Stored data:
****************

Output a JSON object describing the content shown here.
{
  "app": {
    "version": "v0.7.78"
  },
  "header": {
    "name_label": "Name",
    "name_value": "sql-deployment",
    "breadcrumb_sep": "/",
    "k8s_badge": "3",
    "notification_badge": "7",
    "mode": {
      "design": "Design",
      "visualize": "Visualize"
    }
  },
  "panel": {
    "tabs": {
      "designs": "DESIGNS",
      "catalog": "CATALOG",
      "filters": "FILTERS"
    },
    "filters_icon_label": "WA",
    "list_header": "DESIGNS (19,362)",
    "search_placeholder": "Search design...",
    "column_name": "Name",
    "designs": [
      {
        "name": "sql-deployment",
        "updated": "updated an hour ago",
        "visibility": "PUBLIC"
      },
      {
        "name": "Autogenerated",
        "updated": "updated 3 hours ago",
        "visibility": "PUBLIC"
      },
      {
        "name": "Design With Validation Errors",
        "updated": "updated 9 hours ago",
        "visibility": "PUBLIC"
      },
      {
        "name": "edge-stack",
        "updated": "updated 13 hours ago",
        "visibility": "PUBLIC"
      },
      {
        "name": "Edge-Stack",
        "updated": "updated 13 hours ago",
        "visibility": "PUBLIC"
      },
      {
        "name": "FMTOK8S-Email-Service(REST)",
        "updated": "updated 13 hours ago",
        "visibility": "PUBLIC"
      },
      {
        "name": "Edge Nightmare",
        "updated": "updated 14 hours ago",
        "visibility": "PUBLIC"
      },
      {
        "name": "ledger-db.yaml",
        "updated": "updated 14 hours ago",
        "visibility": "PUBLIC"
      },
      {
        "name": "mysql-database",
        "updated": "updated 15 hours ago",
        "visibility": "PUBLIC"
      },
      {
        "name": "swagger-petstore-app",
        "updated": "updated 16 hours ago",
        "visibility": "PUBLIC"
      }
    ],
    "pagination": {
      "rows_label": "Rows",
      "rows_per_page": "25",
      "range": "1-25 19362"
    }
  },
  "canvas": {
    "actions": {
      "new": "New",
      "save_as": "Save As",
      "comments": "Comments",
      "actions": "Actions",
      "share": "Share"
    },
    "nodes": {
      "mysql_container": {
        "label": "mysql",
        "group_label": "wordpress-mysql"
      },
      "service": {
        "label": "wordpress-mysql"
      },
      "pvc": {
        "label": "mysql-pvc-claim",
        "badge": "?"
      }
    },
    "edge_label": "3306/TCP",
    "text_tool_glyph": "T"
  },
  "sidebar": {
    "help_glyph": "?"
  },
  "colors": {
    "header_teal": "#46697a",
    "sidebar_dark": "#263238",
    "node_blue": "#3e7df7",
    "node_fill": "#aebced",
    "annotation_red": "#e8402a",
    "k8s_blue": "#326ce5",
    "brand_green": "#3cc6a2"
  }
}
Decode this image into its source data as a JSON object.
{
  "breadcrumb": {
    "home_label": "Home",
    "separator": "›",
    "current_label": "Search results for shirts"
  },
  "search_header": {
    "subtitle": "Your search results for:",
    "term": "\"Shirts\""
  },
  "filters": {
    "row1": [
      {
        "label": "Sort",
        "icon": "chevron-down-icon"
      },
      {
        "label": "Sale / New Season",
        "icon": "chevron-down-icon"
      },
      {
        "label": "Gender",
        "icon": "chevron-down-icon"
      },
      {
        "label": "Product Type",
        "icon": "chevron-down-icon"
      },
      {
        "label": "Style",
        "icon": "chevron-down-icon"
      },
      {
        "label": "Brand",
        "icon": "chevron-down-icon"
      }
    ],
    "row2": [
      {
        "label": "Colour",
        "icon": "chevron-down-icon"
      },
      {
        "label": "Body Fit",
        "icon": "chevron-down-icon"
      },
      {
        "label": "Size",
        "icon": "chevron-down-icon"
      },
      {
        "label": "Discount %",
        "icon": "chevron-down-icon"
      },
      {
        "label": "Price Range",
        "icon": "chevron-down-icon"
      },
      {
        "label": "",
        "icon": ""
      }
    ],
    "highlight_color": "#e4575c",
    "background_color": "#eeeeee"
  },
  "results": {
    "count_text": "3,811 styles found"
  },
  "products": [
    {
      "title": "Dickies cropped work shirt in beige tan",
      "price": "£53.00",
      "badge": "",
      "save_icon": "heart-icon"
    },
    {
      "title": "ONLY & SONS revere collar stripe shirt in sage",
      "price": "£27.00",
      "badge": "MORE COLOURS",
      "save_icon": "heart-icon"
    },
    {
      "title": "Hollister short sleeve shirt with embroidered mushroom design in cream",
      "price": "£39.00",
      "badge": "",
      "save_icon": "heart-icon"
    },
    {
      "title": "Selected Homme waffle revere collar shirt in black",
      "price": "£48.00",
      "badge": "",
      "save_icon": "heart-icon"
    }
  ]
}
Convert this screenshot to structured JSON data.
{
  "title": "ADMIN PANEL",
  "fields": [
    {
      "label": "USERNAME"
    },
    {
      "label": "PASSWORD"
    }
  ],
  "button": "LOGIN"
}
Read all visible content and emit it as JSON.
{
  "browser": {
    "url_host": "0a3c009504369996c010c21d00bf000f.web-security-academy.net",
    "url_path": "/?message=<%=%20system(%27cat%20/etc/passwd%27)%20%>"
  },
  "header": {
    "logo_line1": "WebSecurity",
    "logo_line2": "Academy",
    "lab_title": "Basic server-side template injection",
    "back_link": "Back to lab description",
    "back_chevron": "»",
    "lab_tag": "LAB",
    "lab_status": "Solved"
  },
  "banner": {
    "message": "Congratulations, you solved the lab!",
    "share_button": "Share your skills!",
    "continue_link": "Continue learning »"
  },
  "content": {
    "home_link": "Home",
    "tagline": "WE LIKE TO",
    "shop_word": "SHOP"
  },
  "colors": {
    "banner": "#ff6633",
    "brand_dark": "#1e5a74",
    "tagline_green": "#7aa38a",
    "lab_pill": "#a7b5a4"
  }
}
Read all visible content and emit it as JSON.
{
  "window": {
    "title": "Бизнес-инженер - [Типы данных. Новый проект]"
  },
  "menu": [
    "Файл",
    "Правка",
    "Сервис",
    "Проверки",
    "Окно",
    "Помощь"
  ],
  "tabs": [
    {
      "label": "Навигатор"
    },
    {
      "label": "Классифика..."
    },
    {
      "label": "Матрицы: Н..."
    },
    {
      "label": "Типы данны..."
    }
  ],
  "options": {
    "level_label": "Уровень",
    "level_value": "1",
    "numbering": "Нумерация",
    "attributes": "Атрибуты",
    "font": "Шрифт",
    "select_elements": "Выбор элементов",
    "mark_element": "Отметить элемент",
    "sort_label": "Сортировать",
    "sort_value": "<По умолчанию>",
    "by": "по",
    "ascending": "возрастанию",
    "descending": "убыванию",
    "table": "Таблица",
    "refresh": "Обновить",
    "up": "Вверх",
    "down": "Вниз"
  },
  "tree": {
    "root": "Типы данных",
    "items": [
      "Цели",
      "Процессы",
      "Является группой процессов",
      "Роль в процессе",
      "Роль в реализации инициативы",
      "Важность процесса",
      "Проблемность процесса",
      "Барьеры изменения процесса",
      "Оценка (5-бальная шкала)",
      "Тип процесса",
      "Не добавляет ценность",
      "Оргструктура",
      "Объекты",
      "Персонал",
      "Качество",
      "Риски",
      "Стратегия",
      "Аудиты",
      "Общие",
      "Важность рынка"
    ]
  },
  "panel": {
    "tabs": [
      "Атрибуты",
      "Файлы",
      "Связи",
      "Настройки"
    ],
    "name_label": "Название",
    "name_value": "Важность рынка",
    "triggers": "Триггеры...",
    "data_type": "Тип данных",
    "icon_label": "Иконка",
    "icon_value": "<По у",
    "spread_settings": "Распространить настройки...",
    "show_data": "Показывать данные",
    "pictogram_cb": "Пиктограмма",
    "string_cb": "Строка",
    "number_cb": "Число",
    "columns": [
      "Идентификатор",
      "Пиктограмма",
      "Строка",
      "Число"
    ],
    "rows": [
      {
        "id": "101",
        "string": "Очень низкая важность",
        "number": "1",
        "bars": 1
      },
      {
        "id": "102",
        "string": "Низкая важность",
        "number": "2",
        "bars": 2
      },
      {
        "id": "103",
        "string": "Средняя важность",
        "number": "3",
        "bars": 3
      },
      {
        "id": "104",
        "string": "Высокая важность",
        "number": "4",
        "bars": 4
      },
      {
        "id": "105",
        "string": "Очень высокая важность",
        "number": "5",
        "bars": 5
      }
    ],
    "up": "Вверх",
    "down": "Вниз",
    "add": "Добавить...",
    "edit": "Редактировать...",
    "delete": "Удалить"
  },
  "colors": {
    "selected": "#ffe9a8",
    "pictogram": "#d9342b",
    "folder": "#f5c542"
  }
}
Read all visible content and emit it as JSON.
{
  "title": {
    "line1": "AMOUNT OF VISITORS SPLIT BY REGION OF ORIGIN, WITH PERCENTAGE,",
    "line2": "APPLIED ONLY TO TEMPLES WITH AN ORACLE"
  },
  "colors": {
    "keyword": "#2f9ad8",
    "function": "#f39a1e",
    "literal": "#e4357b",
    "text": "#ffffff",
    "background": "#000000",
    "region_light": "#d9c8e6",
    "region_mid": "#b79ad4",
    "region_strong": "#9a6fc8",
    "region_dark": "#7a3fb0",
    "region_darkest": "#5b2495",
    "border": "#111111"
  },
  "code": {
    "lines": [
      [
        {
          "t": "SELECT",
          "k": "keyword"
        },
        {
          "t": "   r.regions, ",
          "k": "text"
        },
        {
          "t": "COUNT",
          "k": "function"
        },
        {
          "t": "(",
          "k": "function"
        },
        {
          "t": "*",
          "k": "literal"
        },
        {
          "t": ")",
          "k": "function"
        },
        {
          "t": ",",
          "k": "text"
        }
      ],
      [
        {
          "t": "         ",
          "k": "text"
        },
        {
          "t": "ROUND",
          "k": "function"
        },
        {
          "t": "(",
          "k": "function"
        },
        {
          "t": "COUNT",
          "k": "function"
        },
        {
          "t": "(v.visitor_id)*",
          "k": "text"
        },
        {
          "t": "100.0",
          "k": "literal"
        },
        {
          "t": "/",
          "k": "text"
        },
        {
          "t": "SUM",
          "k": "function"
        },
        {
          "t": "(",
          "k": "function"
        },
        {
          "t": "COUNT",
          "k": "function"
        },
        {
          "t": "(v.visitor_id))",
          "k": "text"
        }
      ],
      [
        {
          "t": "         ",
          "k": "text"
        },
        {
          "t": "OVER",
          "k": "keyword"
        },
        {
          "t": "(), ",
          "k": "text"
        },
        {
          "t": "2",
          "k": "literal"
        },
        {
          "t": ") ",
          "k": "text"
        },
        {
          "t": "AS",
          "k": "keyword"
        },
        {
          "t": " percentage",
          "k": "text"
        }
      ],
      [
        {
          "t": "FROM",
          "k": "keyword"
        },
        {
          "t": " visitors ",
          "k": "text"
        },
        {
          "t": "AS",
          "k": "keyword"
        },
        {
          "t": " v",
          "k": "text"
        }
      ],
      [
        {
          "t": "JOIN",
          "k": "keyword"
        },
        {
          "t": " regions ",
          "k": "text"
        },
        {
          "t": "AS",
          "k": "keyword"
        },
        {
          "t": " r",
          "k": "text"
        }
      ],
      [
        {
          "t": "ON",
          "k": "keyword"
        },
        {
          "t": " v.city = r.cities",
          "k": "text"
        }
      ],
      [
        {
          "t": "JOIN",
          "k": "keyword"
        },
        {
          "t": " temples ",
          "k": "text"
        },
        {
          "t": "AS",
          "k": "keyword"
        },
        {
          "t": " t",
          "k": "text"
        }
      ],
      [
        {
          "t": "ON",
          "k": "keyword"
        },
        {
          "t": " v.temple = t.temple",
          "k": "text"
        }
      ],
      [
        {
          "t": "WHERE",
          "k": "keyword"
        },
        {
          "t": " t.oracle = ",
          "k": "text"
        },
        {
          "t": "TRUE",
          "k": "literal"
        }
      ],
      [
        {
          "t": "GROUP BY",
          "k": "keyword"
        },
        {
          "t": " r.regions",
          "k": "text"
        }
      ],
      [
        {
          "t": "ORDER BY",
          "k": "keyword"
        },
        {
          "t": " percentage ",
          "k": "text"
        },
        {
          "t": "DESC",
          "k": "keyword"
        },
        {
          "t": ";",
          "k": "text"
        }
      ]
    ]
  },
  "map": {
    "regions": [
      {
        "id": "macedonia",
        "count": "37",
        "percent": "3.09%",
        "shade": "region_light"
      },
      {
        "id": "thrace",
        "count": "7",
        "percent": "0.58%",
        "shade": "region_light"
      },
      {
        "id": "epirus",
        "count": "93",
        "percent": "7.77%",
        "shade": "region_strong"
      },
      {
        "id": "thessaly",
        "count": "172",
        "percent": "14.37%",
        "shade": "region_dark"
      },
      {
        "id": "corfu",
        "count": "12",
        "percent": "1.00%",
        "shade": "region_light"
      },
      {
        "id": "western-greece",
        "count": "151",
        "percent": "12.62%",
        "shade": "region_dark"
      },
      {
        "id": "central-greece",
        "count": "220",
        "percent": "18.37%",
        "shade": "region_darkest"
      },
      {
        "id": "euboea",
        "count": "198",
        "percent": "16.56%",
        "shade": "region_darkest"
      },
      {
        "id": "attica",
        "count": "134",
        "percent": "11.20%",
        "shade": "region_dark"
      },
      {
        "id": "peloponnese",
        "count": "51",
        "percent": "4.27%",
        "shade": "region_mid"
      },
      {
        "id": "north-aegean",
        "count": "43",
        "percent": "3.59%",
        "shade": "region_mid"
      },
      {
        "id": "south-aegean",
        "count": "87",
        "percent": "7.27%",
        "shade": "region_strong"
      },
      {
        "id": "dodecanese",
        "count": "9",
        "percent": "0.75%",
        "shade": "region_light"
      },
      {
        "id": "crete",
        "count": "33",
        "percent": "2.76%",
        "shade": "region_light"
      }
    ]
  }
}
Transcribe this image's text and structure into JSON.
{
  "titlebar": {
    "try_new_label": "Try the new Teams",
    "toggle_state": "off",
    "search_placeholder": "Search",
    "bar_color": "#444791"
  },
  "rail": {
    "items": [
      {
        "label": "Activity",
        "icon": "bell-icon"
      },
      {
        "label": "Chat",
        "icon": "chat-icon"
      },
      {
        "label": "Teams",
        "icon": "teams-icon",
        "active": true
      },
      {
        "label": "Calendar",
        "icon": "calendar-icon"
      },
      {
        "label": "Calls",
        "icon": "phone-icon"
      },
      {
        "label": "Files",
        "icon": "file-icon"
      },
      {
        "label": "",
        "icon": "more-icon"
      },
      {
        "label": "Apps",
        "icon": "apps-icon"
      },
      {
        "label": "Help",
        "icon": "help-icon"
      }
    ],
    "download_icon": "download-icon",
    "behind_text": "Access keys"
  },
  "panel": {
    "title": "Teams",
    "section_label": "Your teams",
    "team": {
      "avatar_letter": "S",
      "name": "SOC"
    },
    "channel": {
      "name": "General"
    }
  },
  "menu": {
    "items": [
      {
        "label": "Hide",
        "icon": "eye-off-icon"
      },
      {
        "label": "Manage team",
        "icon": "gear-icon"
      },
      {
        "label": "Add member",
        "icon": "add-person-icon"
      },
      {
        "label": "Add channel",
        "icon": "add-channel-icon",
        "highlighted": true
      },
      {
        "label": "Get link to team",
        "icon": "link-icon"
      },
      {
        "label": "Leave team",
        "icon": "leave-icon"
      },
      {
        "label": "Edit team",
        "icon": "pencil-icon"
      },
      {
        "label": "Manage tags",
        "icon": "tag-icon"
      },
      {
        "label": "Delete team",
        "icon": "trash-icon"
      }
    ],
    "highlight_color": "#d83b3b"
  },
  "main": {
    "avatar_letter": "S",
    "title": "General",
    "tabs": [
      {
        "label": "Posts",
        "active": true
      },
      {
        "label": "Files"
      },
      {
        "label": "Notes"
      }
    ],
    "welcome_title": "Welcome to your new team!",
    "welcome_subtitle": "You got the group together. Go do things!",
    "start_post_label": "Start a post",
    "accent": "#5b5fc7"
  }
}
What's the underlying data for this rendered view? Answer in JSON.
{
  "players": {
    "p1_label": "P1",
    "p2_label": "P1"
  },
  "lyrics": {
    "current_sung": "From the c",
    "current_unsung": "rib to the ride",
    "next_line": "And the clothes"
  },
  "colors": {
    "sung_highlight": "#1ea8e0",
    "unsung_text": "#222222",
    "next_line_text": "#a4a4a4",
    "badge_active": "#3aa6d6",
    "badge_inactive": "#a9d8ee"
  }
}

****************

Task description: Go through the material above and copy each line that has the word "Очень".

Task result:
        "string": "Очень низкая важность",
        "string": "Очень высокая важность",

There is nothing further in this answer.